Task statement
From the line containing "Read this page and output its text content." to the end of the listing, write out every line exactly; leave out everything else.

>> BEGIN

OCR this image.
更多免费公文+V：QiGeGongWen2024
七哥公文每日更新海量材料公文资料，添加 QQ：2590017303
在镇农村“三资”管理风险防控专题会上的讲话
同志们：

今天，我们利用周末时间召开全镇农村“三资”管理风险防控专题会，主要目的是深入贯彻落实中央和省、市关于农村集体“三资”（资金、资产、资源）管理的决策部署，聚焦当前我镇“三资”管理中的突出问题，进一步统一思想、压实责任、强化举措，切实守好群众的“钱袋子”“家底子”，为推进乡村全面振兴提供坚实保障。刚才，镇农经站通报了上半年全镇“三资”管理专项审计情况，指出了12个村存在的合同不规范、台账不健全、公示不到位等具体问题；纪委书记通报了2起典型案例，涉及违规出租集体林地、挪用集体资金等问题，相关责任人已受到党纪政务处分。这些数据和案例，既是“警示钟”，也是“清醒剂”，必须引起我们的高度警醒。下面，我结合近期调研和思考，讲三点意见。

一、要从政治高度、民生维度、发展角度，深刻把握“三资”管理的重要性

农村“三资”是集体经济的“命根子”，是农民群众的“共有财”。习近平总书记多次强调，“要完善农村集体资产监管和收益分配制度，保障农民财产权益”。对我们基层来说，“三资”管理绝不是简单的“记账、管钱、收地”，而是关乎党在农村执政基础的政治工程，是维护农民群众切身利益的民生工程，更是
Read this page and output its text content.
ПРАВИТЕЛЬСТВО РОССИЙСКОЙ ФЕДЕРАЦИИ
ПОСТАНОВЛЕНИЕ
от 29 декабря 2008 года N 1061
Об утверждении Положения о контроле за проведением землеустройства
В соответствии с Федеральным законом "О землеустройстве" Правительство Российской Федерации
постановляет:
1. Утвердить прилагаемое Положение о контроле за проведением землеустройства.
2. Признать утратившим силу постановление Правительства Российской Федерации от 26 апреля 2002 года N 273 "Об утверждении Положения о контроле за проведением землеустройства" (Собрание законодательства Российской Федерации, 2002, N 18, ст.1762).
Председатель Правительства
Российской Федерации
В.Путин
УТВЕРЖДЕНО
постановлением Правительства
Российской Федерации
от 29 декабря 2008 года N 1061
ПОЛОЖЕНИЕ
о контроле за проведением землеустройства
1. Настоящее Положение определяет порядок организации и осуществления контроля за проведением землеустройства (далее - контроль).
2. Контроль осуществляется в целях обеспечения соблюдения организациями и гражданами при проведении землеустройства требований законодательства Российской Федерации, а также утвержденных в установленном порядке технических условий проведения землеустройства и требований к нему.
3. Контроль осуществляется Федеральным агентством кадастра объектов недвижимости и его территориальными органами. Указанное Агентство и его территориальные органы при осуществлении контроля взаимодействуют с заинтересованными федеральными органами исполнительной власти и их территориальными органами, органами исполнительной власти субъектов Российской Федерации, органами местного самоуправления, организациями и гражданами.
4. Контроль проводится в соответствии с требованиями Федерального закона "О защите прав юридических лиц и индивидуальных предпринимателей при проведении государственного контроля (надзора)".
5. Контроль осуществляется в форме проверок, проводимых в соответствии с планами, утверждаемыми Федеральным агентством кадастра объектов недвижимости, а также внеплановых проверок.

>> END

Output for this task
Read this page and output its text content.
ПРАВИТЕЛЬСТВО РОССИЙСКОЙ ФЕДЕРАЦИИ
ПОСТАНОВЛЕНИЕ
от 29 декабря 2008 года N 1061
Об утверждении Положения о контроле за проведением землеустройства
В соответствии с Федеральным законом "О землеустройстве" Правительство Российской Федерации
постановляет:
1. Утвердить прилагаемое Положение о контроле за проведением землеустройства.
2. Признать утратившим силу постановление Правительства Российской Федерации от 26 апреля 2002 года N 273 "Об утверждении Положения о контроле за проведением землеустройства" (Собрание законодательства Российской Федерации, 2002, N 18, ст.1762).
Председатель Правительства
Российской Федерации
В.Путин
УТВЕРЖДЕНО
постановлением Правительства
Российской Федерации
от 29 декабря 2008 года N 1061
ПОЛОЖЕНИЕ
о контроле за проведением землеустройства
1. Настоящее Положение определяет порядок организации и осуществления контроля за проведением землеустройства (далее - контроль).
2. Контроль осуществляется в целях обеспечения соблюдения организациями и гражданами при проведении землеустройства требований законодательства Российской Федерации, а также утвержденных в установленном порядке технических условий проведения землеустройства и требований к нему.
3. Контроль осуществляется Федеральным агентством кадастра объектов недвижимости и его территориальными органами. Указанное Агентство и его территориальные органы при осуществлении контроля взаимодействуют с заинтересованными федеральными органами исполнительной власти и их территориальными органами, органами исполнительной власти субъектов Российской Федерации, органами местного самоуправления, организациями и гражданами.
4. Контроль проводится в соответствии с требованиями Федерального закона "О защите прав юридических лиц и индивидуальных предпринимателей при проведении государственного контроля (надзора)".
5. Контроль осуществляется в форме проверок, проводимых в соответствии с планами, утверждаемыми Федеральным агентством кадастра объектов недвижимости, а также внеплановых проверок.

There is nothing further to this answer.